What to do → Retype the records that come next, word for word.

Rows →

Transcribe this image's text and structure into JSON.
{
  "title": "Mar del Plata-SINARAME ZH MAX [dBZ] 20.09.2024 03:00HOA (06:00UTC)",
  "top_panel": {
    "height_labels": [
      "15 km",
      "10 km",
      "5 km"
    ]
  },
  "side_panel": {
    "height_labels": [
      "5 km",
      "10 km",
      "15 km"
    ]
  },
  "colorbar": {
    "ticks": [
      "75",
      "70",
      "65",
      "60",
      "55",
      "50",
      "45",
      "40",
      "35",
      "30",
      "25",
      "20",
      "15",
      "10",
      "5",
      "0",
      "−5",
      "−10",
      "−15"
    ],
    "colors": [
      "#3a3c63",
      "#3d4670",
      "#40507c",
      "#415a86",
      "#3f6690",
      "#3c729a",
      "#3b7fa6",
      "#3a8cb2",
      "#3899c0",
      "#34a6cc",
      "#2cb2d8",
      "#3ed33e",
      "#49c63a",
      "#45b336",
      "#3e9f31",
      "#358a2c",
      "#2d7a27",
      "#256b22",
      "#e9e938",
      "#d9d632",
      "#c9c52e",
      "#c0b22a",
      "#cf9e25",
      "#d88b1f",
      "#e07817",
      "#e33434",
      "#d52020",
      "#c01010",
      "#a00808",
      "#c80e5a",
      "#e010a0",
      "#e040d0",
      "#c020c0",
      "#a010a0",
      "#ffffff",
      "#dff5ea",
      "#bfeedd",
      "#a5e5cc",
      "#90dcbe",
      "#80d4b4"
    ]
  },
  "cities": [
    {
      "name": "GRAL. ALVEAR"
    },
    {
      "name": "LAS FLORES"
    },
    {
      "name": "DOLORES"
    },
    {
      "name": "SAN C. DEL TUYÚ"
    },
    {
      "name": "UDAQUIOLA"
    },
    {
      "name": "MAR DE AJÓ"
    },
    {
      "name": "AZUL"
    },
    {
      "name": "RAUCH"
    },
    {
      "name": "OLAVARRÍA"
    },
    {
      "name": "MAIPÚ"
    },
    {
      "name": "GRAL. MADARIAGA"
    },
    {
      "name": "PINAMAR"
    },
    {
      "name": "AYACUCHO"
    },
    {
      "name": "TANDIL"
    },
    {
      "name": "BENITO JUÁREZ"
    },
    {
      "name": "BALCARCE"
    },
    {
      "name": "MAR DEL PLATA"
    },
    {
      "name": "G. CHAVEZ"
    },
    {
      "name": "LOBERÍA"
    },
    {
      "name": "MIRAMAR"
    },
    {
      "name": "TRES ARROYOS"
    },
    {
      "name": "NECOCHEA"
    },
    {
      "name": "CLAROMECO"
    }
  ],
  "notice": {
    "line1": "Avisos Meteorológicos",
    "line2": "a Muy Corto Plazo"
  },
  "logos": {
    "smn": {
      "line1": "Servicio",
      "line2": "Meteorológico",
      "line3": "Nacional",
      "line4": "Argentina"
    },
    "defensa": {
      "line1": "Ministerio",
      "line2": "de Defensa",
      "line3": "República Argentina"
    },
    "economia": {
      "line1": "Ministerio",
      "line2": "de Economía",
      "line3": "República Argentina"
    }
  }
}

Final result →
Transcribe this image's text and structure into JSON.
{
  "title": "Mar del Plata-SINARAME ZH MAX [dBZ] 20.09.2024 03:00HOA (06:00UTC)",
  "top_panel": {
    "height_labels": [
      "15 km",
      "10 km",
      "5 km"
    ]
  },
  "side_panel": {
    "height_labels": [
      "5 km",
      "10 km",
      "15 km"
    ]
  },
  "colorbar": {
    "ticks": [
      "75",
      "70",
      "65",
      "60",
      "55",
      "50",
      "45",
      "40",
      "35",
      "30",
      "25",
      "20",
      "15",
      "10",
      "5",
      "0",
      "−5",
      "−10",
      "−15"
    ],
    "colors": [
      "#3a3c63",
      "#3d4670",
      "#40507c",
      "#415a86",
      "#3f6690",
      "#3c729a",
      "#3b7fa6",
      "#3a8cb2",
      "#3899c0",
      "#34a6cc",
      "#2cb2d8",
      "#3ed33e",
      "#49c63a",
      "#45b336",
      "#3e9f31",
      "#358a2c",
      "#2d7a27",
      "#256b22",
      "#e9e938",
      "#d9d632",
      "#c9c52e",
      "#c0b22a",
      "#cf9e25",
      "#d88b1f",
      "#e07817",
      "#e33434",
      "#d52020",
      "#c01010",
      "#a00808",
      "#c80e5a",
      "#e010a0",
      "#e040d0",
      "#c020c0",
      "#a010a0",
      "#ffffff",
      "#dff5ea",
      "#bfeedd",
      "#a5e5cc",
      "#90dcbe",
      "#80d4b4"
    ]
  },
  "cities": [
    {
      "name": "GRAL. ALVEAR"
    },
    {
      "name": "LAS FLORES"
    },
    {
      "name": "DOLORES"
    },
    {
      "name": "SAN C. DEL TUYÚ"
    },
    {
      "name": "UDAQUIOLA"
    },
    {
      "name": "MAR DE AJÓ"
    },
    {
      "name": "AZUL"
    },
    {
      "name": "RAUCH"
    },
    {
      "name": "OLAVARRÍA"
    },
    {
      "name": "MAIPÚ"
    },
    {
      "name": "GRAL. MADARIAGA"
    },
    {
      "name": "PINAMAR"
    },
    {
      "name": "AYACUCHO"
    },
    {
      "name": "TANDIL"
    },
    {
      "name": "BENITO JUÁREZ"
    },
    {
      "name": "BALCARCE"
    },
    {
      "name": "MAR DEL PLATA"
    },
    {
      "name": "G. CHAVEZ"
    },
    {
      "name": "LOBERÍA"
    },
    {
      "name": "MIRAMAR"
    },
    {
      "name": "TRES ARROYOS"
    },
    {
      "name": "NECOCHEA"
    },
    {
      "name": "CLAROMECO"
    }
  ],
  "notice": {
    "line1": "Avisos Meteorológicos",
    "line2": "a Muy Corto Plazo"
  },
  "logos": {
    "smn": {
      "line1": "Servicio",
      "line2": "Meteorológico",
      "line3": "Nacional",
      "line4": "Argentina"
    },
    "defensa": {
      "line1": "Ministerio",
      "line2": "de Defensa",
      "line3": "República Argentina"
    },
    "economia": {
      "line1": "Ministerio",
      "line2": "de Economía",
      "line3": "República Argentina"
    }
  }
}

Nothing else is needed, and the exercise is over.